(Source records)
————————
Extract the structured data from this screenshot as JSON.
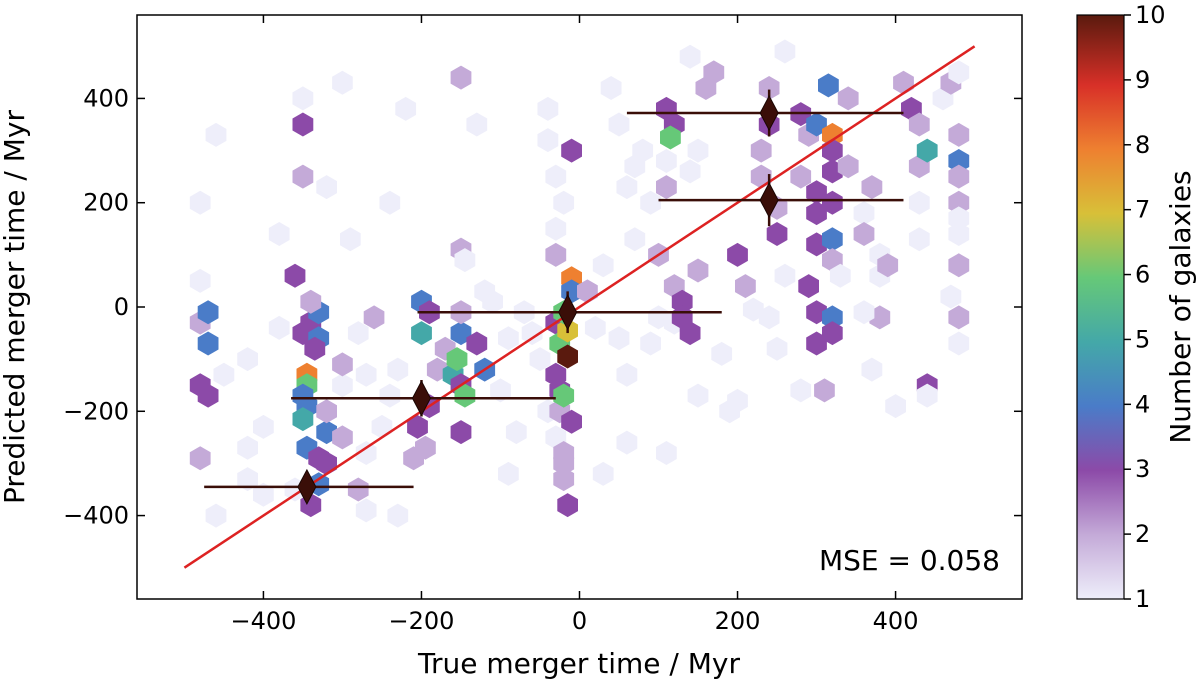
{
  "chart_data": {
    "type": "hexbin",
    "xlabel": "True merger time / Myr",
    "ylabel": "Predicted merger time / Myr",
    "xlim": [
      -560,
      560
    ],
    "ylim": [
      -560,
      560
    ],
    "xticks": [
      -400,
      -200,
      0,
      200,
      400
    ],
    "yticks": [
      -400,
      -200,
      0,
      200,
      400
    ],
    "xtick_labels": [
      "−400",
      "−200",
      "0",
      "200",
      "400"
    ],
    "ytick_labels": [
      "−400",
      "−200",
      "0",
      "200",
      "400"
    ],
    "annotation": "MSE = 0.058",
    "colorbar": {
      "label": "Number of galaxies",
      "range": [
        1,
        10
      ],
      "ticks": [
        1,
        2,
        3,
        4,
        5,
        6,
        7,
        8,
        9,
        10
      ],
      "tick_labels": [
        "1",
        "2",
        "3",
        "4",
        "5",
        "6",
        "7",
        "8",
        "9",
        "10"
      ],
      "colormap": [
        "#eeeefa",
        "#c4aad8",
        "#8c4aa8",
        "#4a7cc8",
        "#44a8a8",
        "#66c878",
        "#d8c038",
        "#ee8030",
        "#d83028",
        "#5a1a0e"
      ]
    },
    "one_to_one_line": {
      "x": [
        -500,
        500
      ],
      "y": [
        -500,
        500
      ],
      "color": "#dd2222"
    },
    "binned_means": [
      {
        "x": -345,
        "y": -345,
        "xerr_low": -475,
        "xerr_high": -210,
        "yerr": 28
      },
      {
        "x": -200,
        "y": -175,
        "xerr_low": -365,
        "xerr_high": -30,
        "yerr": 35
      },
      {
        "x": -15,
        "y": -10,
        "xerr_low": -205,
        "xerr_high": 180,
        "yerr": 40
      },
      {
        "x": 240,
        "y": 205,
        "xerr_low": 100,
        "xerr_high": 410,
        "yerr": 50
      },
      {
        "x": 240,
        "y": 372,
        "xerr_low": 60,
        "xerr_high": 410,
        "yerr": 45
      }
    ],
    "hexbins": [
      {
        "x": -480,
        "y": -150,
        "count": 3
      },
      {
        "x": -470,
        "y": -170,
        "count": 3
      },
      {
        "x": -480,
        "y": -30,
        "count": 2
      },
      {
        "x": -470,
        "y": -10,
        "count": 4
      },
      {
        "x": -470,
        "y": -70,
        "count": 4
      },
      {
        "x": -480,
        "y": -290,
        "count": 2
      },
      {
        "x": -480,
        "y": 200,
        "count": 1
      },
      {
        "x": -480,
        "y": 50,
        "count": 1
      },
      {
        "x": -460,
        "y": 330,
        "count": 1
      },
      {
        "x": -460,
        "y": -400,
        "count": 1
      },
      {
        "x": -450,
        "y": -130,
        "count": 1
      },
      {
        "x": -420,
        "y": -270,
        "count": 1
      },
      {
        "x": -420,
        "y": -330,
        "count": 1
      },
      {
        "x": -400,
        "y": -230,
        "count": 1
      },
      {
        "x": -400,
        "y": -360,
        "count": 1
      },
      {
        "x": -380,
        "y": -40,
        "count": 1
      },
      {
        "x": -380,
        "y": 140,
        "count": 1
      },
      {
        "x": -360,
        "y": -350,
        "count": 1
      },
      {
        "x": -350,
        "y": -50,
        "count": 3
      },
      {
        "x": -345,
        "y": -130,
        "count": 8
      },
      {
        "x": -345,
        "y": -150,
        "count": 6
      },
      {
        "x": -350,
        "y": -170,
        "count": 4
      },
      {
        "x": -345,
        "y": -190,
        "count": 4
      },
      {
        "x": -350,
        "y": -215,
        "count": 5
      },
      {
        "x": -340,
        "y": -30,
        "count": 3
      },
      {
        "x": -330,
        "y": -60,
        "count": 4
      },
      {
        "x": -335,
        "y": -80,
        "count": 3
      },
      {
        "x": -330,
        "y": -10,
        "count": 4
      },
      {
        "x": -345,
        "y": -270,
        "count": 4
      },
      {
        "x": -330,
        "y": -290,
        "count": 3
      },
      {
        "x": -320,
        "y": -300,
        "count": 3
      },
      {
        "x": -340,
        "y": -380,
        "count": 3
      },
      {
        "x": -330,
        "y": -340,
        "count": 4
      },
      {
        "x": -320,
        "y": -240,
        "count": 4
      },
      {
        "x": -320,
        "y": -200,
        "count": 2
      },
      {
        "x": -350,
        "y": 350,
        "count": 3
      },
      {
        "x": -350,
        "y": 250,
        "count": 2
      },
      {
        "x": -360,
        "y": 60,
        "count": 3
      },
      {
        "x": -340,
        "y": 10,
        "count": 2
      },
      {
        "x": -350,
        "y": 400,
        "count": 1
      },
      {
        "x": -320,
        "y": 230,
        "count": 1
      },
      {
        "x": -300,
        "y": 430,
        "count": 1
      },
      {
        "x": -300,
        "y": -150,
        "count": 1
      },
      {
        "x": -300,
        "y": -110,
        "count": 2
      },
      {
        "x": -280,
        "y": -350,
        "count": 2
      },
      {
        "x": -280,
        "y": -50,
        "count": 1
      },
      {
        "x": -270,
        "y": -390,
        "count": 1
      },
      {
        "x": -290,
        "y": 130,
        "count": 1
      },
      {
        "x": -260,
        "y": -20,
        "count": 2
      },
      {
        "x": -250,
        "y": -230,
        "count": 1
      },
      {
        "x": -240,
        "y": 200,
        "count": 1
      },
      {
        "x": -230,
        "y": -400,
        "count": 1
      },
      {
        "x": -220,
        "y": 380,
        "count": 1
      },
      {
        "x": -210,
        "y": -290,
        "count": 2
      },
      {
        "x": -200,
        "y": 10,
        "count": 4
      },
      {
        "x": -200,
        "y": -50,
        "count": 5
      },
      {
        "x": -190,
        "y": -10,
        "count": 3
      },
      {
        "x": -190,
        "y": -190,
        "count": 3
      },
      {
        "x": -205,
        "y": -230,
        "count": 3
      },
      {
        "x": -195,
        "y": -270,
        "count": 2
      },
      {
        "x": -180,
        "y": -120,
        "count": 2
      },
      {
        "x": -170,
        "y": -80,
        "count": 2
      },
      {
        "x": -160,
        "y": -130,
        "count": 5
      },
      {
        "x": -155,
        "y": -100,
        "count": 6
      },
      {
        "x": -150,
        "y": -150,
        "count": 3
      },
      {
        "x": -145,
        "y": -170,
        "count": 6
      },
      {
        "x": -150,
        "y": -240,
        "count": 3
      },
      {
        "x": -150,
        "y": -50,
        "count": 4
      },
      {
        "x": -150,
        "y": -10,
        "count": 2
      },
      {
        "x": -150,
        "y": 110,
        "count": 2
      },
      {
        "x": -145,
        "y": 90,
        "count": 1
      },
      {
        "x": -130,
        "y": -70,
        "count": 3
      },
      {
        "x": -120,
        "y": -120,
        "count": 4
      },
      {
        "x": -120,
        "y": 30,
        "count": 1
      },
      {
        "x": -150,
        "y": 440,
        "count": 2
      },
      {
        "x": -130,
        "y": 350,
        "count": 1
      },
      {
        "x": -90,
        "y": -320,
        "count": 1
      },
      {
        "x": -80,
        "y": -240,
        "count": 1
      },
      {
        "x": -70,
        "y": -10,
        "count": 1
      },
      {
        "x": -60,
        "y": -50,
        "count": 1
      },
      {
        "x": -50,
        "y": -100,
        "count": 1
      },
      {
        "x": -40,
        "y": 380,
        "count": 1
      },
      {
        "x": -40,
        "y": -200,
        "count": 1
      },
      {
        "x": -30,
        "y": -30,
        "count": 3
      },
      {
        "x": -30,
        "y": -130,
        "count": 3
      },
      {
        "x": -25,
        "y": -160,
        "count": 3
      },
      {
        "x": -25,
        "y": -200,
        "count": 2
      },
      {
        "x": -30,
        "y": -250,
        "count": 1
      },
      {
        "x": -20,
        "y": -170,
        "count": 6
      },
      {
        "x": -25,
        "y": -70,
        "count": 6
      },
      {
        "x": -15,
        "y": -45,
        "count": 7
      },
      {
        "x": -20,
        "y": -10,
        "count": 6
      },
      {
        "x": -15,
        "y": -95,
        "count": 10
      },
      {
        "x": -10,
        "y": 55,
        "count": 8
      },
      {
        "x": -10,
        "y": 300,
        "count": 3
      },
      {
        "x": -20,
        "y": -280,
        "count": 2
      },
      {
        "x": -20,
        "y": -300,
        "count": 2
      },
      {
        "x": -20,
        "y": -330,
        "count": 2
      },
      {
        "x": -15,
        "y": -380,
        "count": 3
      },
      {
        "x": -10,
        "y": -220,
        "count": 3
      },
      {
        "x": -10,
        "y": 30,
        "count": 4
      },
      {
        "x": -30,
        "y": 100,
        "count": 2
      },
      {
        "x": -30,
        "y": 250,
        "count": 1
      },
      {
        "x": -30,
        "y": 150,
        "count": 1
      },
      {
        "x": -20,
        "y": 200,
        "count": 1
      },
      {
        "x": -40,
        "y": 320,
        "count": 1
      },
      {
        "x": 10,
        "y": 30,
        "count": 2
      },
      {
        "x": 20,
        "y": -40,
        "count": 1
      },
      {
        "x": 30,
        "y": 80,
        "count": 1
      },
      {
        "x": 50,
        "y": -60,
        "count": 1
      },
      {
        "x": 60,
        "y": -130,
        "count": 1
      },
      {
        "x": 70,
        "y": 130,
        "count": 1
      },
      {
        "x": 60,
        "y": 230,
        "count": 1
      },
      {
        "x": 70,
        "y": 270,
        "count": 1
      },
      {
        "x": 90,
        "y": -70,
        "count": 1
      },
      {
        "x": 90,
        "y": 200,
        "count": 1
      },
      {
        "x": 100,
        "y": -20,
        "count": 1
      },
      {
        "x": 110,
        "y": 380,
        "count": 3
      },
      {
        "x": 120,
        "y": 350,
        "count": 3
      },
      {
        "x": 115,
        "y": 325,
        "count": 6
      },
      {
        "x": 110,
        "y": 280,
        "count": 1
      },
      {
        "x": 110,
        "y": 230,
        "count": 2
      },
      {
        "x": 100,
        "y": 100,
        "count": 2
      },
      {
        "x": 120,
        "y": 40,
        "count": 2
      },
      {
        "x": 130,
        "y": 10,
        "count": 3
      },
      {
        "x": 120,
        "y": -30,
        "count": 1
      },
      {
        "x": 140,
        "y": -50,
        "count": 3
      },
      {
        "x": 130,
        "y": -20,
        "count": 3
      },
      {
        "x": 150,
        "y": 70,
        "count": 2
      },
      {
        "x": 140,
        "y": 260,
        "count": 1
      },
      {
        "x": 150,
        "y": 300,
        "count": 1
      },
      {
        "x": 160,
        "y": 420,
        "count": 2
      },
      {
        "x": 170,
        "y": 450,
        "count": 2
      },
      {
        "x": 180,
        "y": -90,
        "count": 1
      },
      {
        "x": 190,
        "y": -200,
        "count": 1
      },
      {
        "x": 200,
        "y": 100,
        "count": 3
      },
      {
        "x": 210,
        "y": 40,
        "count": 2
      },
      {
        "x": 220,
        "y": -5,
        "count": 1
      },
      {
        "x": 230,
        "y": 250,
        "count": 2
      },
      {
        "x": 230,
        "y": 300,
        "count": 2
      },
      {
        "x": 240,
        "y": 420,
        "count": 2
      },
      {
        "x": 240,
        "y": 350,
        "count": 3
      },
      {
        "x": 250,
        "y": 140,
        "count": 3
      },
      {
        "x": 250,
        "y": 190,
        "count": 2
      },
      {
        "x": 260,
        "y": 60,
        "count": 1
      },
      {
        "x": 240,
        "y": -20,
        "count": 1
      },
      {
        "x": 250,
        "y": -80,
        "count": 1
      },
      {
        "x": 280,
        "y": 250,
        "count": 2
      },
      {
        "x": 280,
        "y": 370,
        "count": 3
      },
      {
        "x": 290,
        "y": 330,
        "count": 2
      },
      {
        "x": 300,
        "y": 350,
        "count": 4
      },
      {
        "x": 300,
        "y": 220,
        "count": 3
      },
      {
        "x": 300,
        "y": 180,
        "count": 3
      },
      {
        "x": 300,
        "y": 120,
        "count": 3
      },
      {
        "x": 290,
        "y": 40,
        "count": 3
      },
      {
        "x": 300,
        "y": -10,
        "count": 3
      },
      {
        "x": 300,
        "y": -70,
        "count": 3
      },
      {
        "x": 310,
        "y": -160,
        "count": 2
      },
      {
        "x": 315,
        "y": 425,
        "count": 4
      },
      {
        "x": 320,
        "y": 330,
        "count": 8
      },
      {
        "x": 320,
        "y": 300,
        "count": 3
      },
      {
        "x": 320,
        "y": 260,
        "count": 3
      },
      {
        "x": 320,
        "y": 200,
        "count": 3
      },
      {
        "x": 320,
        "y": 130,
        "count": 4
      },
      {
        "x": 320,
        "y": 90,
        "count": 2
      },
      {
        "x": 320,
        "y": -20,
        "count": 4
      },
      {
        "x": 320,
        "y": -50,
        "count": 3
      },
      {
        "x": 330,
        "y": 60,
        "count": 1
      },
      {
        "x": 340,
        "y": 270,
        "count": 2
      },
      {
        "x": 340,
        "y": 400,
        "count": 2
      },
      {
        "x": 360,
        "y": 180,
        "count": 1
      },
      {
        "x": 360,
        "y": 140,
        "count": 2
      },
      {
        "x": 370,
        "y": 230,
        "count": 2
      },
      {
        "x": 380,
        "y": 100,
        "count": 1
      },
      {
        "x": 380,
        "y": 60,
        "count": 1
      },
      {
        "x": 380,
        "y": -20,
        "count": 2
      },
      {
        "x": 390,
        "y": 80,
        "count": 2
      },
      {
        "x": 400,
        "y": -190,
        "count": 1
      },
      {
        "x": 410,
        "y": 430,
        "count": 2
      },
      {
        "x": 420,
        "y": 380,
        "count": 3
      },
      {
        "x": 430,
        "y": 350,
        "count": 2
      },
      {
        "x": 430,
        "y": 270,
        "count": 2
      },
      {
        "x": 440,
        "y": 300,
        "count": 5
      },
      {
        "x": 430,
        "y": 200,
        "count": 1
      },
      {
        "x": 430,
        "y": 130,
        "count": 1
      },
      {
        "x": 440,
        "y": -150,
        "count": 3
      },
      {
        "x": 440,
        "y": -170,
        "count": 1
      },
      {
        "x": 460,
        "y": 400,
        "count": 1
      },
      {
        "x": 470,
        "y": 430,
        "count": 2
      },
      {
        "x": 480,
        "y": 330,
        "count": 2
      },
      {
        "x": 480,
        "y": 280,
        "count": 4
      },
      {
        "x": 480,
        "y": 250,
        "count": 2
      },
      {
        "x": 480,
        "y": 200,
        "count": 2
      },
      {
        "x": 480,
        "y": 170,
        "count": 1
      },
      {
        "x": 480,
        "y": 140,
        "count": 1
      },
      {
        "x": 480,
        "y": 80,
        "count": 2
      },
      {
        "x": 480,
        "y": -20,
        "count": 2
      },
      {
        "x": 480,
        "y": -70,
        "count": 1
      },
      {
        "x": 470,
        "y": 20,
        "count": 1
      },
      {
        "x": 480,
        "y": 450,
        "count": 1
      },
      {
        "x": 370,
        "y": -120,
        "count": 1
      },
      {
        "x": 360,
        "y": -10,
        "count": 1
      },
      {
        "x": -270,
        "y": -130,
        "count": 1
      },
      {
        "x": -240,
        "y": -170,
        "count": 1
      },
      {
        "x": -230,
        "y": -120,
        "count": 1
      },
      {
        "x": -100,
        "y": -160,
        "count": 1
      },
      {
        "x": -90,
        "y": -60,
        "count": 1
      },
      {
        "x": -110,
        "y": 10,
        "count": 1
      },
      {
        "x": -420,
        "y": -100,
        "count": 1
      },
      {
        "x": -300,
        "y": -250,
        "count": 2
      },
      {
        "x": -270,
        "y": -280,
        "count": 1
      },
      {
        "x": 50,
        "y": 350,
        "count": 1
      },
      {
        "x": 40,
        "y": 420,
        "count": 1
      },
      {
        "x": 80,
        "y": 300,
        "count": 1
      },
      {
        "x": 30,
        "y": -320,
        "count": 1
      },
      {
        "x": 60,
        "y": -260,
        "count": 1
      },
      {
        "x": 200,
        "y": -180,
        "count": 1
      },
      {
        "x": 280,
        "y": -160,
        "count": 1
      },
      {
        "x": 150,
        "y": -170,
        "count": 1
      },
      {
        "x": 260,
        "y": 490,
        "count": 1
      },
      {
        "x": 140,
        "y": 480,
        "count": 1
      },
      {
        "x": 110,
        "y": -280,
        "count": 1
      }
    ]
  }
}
————————
:: Aim of the task ::
Count how many lines of the listing above include "yerr" and report that number alone.

:: Expected answer ::
5